YOUR INSTRUCTIONS:
Return the listing below word for word.

RECORDS SHOWN:
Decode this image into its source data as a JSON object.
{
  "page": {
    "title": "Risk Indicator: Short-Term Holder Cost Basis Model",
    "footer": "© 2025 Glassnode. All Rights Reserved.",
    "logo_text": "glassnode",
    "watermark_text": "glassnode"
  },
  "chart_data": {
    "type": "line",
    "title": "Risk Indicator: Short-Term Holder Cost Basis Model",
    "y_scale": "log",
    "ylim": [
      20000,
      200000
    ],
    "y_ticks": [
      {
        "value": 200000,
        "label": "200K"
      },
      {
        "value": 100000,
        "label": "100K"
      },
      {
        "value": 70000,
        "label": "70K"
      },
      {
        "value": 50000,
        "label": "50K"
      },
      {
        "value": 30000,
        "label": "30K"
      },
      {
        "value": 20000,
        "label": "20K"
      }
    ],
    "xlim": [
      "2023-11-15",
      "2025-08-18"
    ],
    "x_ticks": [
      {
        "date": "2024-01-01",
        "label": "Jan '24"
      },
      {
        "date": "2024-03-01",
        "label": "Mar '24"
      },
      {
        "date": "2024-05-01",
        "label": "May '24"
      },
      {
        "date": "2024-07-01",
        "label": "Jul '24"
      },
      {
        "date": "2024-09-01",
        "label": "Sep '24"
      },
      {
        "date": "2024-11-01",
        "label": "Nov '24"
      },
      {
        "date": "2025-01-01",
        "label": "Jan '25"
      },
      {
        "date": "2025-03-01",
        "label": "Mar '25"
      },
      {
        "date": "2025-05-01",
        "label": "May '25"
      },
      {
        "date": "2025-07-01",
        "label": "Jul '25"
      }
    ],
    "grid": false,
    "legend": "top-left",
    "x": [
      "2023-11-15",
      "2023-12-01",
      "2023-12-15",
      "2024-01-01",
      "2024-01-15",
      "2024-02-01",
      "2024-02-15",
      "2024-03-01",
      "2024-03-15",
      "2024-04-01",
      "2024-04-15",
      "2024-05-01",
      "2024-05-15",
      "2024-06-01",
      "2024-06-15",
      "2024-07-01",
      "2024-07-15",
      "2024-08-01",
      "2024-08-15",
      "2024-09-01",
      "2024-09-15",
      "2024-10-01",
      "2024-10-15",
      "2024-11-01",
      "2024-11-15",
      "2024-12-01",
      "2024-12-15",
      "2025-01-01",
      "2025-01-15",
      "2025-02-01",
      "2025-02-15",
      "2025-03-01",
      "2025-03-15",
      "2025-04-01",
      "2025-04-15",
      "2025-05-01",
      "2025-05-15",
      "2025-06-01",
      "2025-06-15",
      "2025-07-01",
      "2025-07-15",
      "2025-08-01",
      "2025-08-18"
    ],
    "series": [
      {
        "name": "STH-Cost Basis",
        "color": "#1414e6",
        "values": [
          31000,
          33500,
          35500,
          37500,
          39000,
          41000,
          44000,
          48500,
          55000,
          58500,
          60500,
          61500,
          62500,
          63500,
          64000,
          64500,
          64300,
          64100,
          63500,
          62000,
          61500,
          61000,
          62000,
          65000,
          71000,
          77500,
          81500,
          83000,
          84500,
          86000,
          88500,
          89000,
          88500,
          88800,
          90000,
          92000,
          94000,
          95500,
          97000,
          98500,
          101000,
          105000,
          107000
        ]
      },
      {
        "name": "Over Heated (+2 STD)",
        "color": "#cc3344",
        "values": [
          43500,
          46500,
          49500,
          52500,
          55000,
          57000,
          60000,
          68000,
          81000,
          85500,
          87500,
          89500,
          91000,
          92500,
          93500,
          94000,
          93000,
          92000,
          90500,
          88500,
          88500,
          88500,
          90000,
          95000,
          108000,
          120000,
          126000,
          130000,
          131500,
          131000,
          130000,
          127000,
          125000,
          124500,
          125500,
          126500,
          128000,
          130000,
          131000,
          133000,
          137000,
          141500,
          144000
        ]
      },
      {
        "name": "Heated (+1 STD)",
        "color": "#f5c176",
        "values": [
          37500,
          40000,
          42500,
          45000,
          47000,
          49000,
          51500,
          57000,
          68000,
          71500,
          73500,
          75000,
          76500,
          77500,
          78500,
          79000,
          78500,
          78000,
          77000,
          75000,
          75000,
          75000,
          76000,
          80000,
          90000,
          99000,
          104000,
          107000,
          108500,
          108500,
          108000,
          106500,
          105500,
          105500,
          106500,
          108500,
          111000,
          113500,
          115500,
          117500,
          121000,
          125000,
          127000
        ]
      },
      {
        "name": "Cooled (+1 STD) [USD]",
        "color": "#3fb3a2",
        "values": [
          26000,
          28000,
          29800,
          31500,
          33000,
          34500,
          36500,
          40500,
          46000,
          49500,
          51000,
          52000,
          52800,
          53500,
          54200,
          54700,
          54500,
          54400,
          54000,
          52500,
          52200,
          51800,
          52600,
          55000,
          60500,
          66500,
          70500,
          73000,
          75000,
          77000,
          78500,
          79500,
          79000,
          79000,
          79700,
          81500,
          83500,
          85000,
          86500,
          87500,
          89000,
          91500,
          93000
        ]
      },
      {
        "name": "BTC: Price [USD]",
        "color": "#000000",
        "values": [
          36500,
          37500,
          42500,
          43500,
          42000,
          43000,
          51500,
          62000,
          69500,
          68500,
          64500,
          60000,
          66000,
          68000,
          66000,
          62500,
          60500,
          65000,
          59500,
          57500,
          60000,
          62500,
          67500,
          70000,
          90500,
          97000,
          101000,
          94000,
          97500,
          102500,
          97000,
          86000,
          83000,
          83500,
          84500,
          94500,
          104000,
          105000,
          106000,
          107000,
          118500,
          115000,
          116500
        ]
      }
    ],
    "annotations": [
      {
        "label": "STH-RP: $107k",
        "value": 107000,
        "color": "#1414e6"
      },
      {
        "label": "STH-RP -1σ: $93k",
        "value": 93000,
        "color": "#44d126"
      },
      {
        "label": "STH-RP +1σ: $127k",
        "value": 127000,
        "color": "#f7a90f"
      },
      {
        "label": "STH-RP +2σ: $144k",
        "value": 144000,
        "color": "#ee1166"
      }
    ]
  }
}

PROBLEM SOLUTION:
Decode this image into its source data as a JSON object.
{
  "page": {
    "title": "Risk Indicator: Short-Term Holder Cost Basis Model",
    "footer": "© 2025 Glassnode. All Rights Reserved.",
    "logo_text": "glassnode",
    "watermark_text": "glassnode"
  },
  "chart_data": {
    "type": "line",
    "title": "Risk Indicator: Short-Term Holder Cost Basis Model",
    "y_scale": "log",
    "ylim": [
      20000,
      200000
    ],
    "y_ticks": [
      {
        "value": 200000,
        "label": "200K"
      },
      {
        "value": 100000,
        "label": "100K"
      },
      {
        "value": 70000,
        "label": "70K"
      },
      {
        "value": 50000,
        "label": "50K"
      },
      {
        "value": 30000,
        "label": "30K"
      },
      {
        "value": 20000,
        "label": "20K"
      }
    ],
    "xlim": [
      "2023-11-15",
      "2025-08-18"
    ],
    "x_ticks": [
      {
        "date": "2024-01-01",
        "label": "Jan '24"
      },
      {
        "date": "2024-03-01",
        "label": "Mar '24"
      },
      {
        "date": "2024-05-01",
        "label": "May '24"
      },
      {
        "date": "2024-07-01",
        "label": "Jul '24"
      },
      {
        "date": "2024-09-01",
        "label": "Sep '24"
      },
      {
        "date": "2024-11-01",
        "label": "Nov '24"
      },
      {
        "date": "2025-01-01",
        "label": "Jan '25"
      },
      {
        "date": "2025-03-01",
        "label": "Mar '25"
      },
      {
        "date": "2025-05-01",
        "label": "May '25"
      },
      {
        "date": "2025-07-01",
        "label": "Jul '25"
      }
    ],
    "grid": false,
    "legend": "top-left",
    "x": [
      "2023-11-15",
      "2023-12-01",
      "2023-12-15",
      "2024-01-01",
      "2024-01-15",
      "2024-02-01",
      "2024-02-15",
      "2024-03-01",
      "2024-03-15",
      "2024-04-01",
      "2024-04-15",
      "2024-05-01",
      "2024-05-15",
      "2024-06-01",
      "2024-06-15",
      "2024-07-01",
      "2024-07-15",
      "2024-08-01",
      "2024-08-15",
      "2024-09-01",
      "2024-09-15",
      "2024-10-01",
      "2024-10-15",
      "2024-11-01",
      "2024-11-15",
      "2024-12-01",
      "2024-12-15",
      "2025-01-01",
      "2025-01-15",
      "2025-02-01",
      "2025-02-15",
      "2025-03-01",
      "2025-03-15",
      "2025-04-01",
      "2025-04-15",
      "2025-05-01",
      "2025-05-15",
      "2025-06-01",
      "2025-06-15",
      "2025-07-01",
      "2025-07-15",
      "2025-08-01",
      "2025-08-18"
    ],
    "series": [
      {
        "name": "STH-Cost Basis",
        "color": "#1414e6",
        "values": [
          31000,
          33500,
          35500,
          37500,
          39000,
          41000,
          44000,
          48500,
          55000,
          58500,
          60500,
          61500,
          62500,
          63500,
          64000,
          64500,
          64300,
          64100,
          63500,
          62000,
          61500,
          61000,
          62000,
          65000,
          71000,
          77500,
          81500,
          83000,
          84500,
          86000,
          88500,
          89000,
          88500,
          88800,
          90000,
          92000,
          94000,
          95500,
          97000,
          98500,
          101000,
          105000,
          107000
        ]
      },
      {
        "name": "Over Heated (+2 STD)",
        "color": "#cc3344",
        "values": [
          43500,
          46500,
          49500,
          52500,
          55000,
          57000,
          60000,
          68000,
          81000,
          85500,
          87500,
          89500,
          91000,
          92500,
          93500,
          94000,
          93000,
          92000,
          90500,
          88500,
          88500,
          88500,
          90000,
          95000,
          108000,
          120000,
          126000,
          130000,
          131500,
          131000,
          130000,
          127000,
          125000,
          124500,
          125500,
          126500,
          128000,
          130000,
          131000,
          133000,
          137000,
          141500,
          144000
        ]
      },
      {
        "name": "Heated (+1 STD)",
        "color": "#f5c176",
        "values": [
          37500,
          40000,
          42500,
          45000,
          47000,
          49000,
          51500,
          57000,
          68000,
          71500,
          73500,
          75000,
          76500,
          77500,
          78500,
          79000,
          78500,
          78000,
          77000,
          75000,
          75000,
          75000,
          76000,
          80000,
          90000,
          99000,
          104000,
          107000,
          108500,
          108500,
          108000,
          106500,
          105500,
          105500,
          106500,
          108500,
          111000,
          113500,
          115500,
          117500,
          121000,
          125000,
          127000
        ]
      },
      {
        "name": "Cooled (+1 STD) [USD]",
        "color": "#3fb3a2",
        "values": [
          26000,
          28000,
          29800,
          31500,
          33000,
          34500,
          36500,
          40500,
          46000,
          49500,
          51000,
          52000,
          52800,
          53500,
          54200,
          54700,
          54500,
          54400,
          54000,
          52500,
          52200,
          51800,
          52600,
          55000,
          60500,
          66500,
          70500,
          73000,
          75000,
          77000,
          78500,
          79500,
          79000,
          79000,
          79700,
          81500,
          83500,
          85000,
          86500,
          87500,
          89000,
          91500,
          93000
        ]
      },
      {
        "name": "BTC: Price [USD]",
        "color": "#000000",
        "values": [
          36500,
          37500,
          42500,
          43500,
          42000,
          43000,
          51500,
          62000,
          69500,
          68500,
          64500,
          60000,
          66000,
          68000,
          66000,
          62500,
          60500,
          65000,
          59500,
          57500,
          60000,
          62500,
          67500,
          70000,
          90500,
          97000,
          101000,
          94000,
          97500,
          102500,
          97000,
          86000,
          83000,
          83500,
          84500,
          94500,
          104000,
          105000,
          106000,
          107000,
          118500,
          115000,
          116500
        ]
      }
    ],
    "annotations": [
      {
        "label": "STH-RP: $107k",
        "value": 107000,
        "color": "#1414e6"
      },
      {
        "label": "STH-RP -1σ: $93k",
        "value": 93000,
        "color": "#44d126"
      },
      {
        "label": "STH-RP +1σ: $127k",
        "value": 127000,
        "color": "#f7a90f"
      },
      {
        "label": "STH-RP +2σ: $144k",
        "value": 144000,
        "color": "#ee1166"
      }
    ]
  }
}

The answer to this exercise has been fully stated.